* Goal
Identify every line containing the word "this" and reproduce each one.

[Figure dataset records]
───

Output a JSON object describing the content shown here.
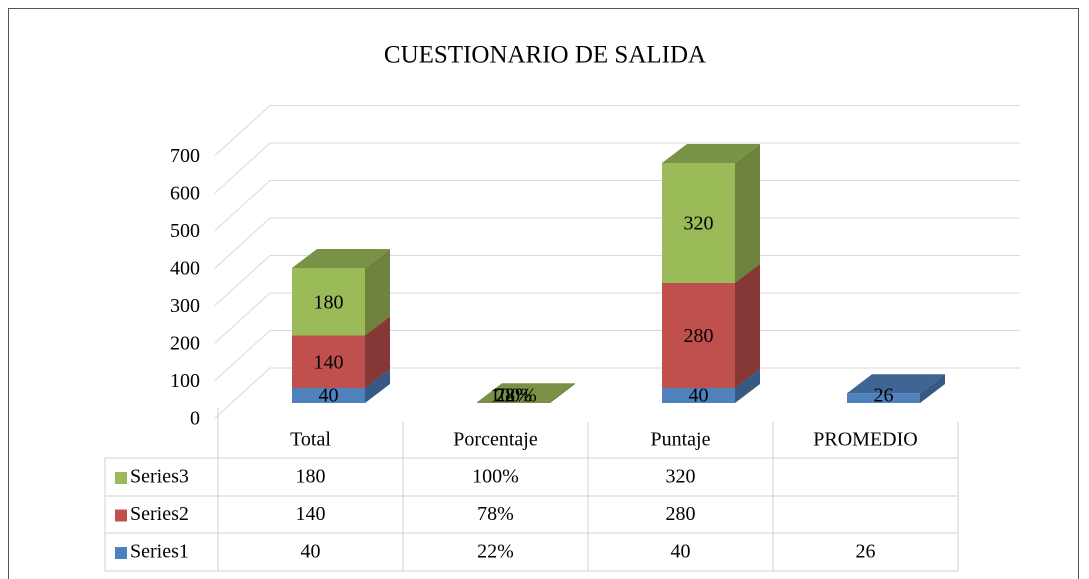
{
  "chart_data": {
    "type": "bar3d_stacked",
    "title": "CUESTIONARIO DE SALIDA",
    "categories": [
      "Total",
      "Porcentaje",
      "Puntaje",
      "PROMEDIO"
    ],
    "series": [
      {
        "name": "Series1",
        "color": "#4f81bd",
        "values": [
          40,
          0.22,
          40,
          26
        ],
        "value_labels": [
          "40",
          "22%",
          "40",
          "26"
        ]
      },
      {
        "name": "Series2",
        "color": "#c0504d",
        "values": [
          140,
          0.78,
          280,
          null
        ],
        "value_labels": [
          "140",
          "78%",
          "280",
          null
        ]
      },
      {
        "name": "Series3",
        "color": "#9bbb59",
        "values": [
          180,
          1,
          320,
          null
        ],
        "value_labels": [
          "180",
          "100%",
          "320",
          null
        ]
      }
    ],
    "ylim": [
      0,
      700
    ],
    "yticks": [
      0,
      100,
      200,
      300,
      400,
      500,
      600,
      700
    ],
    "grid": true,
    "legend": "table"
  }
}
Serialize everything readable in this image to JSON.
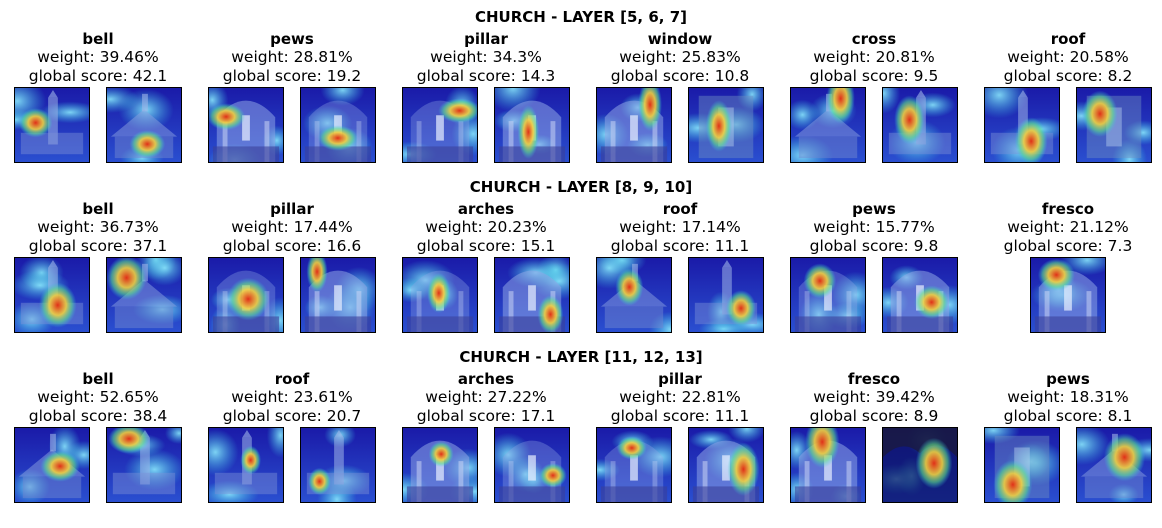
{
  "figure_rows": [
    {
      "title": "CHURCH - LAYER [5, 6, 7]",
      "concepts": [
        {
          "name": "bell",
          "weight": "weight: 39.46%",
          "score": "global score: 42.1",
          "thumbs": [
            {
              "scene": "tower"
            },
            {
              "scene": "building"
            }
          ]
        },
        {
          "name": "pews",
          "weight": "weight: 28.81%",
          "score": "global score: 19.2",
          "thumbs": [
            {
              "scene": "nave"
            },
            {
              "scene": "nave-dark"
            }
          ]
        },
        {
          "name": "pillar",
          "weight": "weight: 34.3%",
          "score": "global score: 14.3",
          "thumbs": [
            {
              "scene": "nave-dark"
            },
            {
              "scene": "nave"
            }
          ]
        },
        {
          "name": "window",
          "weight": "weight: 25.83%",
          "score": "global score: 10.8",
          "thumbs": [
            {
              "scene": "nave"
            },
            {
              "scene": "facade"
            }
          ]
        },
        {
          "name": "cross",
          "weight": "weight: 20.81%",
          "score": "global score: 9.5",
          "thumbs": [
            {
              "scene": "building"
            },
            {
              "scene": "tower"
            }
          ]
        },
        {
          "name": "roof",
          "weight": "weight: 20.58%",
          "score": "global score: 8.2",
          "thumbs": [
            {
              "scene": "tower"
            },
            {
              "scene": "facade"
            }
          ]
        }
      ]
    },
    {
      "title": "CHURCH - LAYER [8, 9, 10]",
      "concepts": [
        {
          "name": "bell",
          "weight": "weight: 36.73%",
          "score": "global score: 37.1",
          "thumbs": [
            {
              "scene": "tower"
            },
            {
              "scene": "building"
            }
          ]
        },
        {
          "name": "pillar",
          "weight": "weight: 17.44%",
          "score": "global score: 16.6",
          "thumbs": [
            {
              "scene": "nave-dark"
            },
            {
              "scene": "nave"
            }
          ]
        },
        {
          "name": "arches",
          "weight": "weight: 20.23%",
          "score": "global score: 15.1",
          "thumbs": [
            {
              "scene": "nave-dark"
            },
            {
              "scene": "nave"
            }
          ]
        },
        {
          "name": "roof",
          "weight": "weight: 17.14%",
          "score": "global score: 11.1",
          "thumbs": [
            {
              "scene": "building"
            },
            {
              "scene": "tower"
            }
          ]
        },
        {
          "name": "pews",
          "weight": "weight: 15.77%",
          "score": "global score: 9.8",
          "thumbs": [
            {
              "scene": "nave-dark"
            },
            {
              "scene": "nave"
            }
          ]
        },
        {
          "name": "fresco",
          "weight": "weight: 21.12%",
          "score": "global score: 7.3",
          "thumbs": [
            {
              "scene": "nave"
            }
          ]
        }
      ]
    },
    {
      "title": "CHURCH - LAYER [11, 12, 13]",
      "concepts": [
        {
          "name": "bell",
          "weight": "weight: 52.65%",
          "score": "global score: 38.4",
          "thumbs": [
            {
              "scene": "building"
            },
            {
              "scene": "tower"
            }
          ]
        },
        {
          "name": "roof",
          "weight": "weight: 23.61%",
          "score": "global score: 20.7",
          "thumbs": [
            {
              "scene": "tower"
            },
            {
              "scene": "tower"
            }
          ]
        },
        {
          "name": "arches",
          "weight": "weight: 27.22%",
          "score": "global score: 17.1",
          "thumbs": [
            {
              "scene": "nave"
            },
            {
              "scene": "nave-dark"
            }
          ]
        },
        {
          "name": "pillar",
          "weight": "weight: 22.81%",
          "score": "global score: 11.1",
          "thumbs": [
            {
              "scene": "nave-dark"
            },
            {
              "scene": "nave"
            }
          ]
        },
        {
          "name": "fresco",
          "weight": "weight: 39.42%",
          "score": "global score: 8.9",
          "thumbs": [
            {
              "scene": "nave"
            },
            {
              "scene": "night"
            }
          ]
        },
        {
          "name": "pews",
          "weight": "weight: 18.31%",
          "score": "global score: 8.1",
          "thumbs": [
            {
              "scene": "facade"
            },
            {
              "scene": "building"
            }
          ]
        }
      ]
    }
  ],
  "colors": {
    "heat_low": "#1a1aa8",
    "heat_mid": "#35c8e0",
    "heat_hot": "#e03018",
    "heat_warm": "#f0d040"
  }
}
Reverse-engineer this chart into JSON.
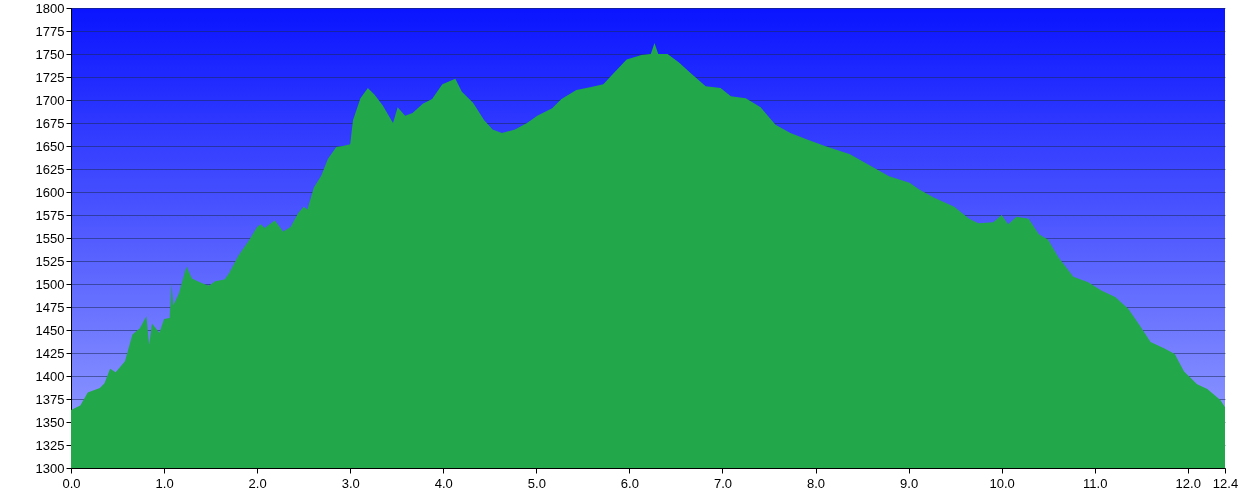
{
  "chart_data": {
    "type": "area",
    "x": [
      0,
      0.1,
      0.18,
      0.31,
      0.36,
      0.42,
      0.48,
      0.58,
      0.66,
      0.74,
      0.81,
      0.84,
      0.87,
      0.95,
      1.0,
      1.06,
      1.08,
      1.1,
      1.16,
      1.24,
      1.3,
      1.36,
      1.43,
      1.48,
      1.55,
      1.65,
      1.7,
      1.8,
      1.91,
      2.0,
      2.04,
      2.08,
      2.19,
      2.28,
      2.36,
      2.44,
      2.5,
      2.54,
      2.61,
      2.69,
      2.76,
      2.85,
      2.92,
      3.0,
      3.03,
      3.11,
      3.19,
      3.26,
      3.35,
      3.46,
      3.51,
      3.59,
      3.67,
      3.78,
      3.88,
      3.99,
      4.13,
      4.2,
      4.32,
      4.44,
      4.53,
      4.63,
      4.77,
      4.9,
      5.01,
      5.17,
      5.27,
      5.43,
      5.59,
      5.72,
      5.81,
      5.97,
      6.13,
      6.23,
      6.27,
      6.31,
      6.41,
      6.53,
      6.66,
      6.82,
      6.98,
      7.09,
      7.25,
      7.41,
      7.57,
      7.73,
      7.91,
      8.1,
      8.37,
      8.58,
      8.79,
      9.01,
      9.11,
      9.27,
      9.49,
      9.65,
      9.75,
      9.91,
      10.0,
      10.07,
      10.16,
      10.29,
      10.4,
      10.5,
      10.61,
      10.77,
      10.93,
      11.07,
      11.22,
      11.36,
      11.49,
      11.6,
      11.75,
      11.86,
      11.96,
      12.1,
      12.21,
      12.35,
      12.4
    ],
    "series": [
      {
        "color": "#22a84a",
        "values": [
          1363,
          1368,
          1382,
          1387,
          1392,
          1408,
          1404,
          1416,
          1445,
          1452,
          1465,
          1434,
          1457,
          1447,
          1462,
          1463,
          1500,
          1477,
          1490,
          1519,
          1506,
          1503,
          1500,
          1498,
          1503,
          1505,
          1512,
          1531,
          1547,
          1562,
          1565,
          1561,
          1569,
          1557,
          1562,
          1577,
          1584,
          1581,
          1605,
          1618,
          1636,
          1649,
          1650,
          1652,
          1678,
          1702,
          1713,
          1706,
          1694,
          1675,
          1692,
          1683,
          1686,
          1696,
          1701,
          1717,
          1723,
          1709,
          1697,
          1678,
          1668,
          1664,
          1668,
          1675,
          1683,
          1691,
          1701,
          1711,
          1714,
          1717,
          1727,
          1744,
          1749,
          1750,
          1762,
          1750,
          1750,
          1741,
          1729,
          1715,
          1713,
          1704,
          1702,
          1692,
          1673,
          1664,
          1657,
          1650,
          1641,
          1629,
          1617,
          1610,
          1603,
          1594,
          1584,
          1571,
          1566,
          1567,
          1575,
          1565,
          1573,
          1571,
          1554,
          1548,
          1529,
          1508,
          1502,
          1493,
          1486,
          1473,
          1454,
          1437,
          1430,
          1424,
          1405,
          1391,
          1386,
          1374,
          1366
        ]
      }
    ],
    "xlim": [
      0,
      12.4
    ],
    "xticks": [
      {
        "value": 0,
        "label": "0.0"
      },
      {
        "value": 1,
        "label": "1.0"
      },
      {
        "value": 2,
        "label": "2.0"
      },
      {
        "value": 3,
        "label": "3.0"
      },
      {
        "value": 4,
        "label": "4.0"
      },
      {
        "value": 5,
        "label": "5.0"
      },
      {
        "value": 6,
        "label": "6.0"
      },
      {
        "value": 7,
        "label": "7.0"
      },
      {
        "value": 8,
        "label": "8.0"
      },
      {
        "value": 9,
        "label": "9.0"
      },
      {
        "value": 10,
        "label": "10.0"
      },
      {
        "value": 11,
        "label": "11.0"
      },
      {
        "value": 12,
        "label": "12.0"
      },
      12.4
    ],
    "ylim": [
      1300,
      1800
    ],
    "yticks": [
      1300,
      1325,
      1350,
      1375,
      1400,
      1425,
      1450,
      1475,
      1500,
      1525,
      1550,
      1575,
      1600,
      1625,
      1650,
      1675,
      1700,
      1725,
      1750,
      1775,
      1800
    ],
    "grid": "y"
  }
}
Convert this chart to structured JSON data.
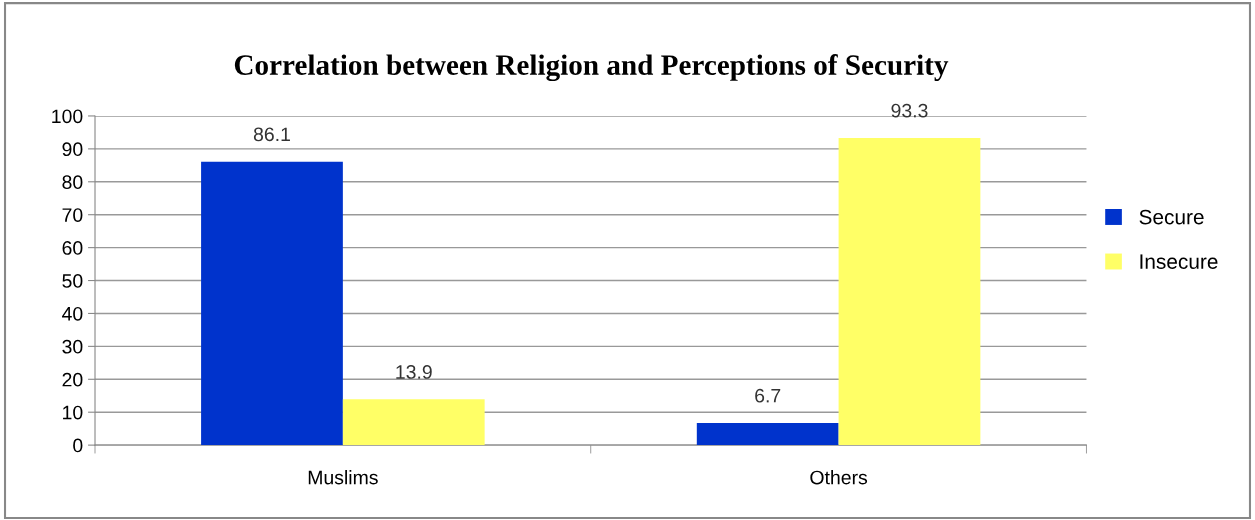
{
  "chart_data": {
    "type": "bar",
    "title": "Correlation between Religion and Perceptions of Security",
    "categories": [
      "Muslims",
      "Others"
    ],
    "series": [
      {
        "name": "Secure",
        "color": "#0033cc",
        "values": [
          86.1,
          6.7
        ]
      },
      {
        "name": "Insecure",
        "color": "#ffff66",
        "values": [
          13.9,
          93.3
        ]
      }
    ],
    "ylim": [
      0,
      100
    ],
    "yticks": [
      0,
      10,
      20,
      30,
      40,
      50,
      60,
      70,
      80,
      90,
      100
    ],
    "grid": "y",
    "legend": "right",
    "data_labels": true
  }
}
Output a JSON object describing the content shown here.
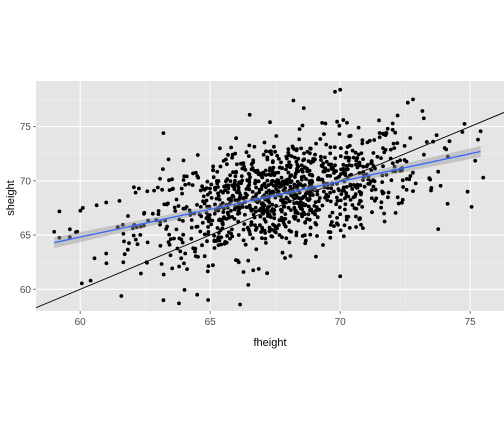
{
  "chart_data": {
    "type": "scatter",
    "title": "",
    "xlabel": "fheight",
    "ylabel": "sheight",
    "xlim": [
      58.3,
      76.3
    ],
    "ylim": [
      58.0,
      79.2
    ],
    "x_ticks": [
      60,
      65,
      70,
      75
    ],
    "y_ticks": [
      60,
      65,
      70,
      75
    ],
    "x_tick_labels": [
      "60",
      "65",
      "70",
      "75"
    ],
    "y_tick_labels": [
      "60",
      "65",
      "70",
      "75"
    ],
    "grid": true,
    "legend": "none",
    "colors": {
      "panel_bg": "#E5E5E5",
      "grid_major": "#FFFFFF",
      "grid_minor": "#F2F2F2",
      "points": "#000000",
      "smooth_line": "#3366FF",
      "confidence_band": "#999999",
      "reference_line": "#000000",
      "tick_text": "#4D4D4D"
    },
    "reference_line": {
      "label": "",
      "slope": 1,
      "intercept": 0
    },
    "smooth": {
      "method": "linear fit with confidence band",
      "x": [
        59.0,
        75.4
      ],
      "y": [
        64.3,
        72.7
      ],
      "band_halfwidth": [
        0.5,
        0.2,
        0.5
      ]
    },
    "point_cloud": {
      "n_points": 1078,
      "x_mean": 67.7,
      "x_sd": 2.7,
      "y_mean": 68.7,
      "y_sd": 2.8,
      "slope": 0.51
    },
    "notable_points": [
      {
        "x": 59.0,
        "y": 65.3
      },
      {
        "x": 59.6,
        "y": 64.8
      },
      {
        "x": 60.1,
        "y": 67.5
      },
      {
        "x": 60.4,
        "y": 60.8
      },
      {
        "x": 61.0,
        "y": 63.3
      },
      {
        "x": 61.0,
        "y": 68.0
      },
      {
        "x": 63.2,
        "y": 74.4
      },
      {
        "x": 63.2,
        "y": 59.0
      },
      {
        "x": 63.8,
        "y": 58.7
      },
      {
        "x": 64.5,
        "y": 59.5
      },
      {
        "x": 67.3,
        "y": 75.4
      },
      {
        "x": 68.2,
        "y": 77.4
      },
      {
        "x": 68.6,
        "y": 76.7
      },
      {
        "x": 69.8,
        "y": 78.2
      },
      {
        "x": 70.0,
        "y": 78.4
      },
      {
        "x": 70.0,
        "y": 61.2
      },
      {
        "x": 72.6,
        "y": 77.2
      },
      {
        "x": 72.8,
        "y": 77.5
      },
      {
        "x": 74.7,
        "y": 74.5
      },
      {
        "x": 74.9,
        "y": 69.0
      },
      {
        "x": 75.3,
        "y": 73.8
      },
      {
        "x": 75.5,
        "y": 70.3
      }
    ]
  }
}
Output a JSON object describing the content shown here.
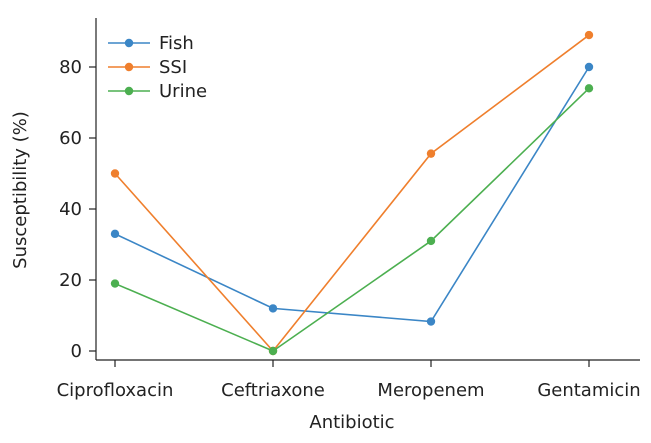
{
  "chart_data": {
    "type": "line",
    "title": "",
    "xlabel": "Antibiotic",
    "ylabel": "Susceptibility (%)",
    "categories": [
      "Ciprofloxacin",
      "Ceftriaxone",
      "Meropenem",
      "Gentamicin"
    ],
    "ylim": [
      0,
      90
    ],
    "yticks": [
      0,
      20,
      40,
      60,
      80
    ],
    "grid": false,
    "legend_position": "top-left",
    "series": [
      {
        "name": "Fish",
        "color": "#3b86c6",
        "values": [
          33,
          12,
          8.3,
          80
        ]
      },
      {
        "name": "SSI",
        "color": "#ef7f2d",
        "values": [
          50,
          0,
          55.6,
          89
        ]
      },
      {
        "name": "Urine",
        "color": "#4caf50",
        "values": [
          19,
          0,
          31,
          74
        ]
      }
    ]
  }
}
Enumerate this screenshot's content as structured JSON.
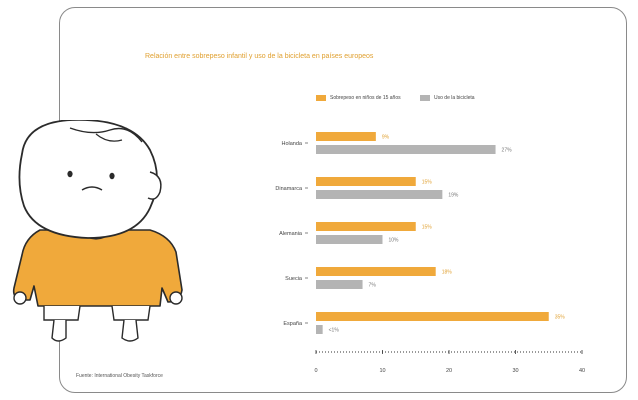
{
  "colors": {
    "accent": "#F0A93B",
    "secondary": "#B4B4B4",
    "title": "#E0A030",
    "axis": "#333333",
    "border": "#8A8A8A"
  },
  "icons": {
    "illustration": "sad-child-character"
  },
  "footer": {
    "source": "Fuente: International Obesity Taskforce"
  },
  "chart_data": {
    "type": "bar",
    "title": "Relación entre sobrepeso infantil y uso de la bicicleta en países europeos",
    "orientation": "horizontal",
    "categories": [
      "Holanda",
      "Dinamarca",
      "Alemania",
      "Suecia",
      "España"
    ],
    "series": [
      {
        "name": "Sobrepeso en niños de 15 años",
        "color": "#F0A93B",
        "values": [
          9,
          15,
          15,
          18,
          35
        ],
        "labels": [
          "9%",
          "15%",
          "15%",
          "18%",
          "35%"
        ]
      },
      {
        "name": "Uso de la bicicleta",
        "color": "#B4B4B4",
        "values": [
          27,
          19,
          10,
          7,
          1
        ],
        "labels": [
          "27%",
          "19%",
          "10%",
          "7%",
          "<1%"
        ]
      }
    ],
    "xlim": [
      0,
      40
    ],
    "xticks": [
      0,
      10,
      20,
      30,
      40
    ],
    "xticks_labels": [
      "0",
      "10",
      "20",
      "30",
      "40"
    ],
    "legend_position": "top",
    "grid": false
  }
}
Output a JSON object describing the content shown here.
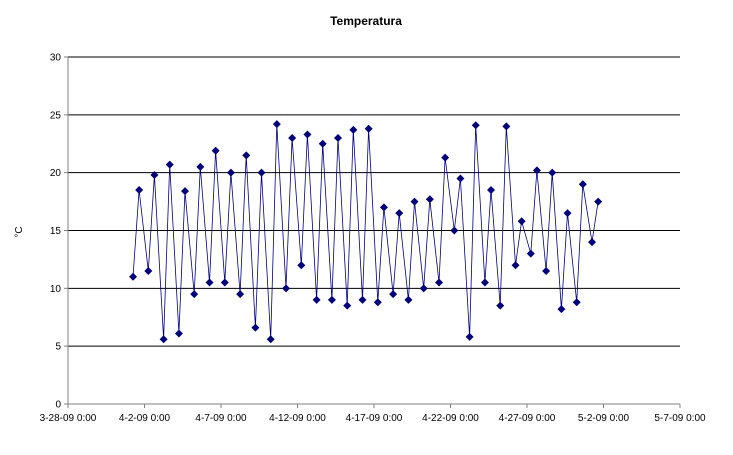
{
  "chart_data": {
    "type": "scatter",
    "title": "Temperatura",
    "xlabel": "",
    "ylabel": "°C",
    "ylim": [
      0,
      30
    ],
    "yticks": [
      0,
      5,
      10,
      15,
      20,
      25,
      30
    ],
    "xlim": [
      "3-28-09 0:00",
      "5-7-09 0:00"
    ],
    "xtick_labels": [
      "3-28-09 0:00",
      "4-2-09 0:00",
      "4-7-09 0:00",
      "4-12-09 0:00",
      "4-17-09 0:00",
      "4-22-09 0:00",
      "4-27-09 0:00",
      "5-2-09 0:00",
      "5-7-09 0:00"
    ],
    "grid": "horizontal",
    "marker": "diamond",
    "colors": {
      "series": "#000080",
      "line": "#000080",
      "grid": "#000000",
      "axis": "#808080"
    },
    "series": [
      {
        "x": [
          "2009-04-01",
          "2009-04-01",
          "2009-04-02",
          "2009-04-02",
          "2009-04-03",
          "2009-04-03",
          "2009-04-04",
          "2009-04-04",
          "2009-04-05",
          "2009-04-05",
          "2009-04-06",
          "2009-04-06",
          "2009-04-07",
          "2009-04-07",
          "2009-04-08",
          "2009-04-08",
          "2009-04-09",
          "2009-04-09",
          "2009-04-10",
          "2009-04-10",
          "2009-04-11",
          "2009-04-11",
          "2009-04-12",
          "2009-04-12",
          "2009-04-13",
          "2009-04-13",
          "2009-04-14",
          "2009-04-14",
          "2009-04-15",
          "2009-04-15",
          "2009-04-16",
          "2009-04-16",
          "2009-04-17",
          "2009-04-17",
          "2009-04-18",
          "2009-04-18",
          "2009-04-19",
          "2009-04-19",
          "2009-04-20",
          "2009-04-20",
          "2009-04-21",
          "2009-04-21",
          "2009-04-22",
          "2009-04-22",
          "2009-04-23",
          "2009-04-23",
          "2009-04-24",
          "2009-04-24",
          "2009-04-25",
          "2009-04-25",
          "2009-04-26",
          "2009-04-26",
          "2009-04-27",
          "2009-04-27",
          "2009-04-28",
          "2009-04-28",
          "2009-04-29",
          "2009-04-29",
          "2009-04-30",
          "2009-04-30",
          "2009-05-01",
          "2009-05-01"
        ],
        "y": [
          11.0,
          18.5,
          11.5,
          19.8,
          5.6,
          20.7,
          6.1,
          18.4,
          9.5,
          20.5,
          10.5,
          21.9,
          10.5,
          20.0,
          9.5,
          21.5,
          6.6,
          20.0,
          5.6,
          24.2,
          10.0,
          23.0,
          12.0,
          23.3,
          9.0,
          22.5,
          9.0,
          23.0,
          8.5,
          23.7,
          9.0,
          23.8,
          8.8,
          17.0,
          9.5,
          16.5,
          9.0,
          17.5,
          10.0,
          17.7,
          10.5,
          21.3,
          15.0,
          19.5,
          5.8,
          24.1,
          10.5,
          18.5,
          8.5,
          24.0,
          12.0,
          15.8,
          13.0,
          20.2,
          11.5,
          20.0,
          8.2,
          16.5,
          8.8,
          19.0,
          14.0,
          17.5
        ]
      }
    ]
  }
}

───

* Exercise solution
Serialize everything readable in this image to JSON.
Reverse-engineer this chart into JSON.
Convert this chart to structured JSON data.
Enumerate this screenshot's content as structured JSON.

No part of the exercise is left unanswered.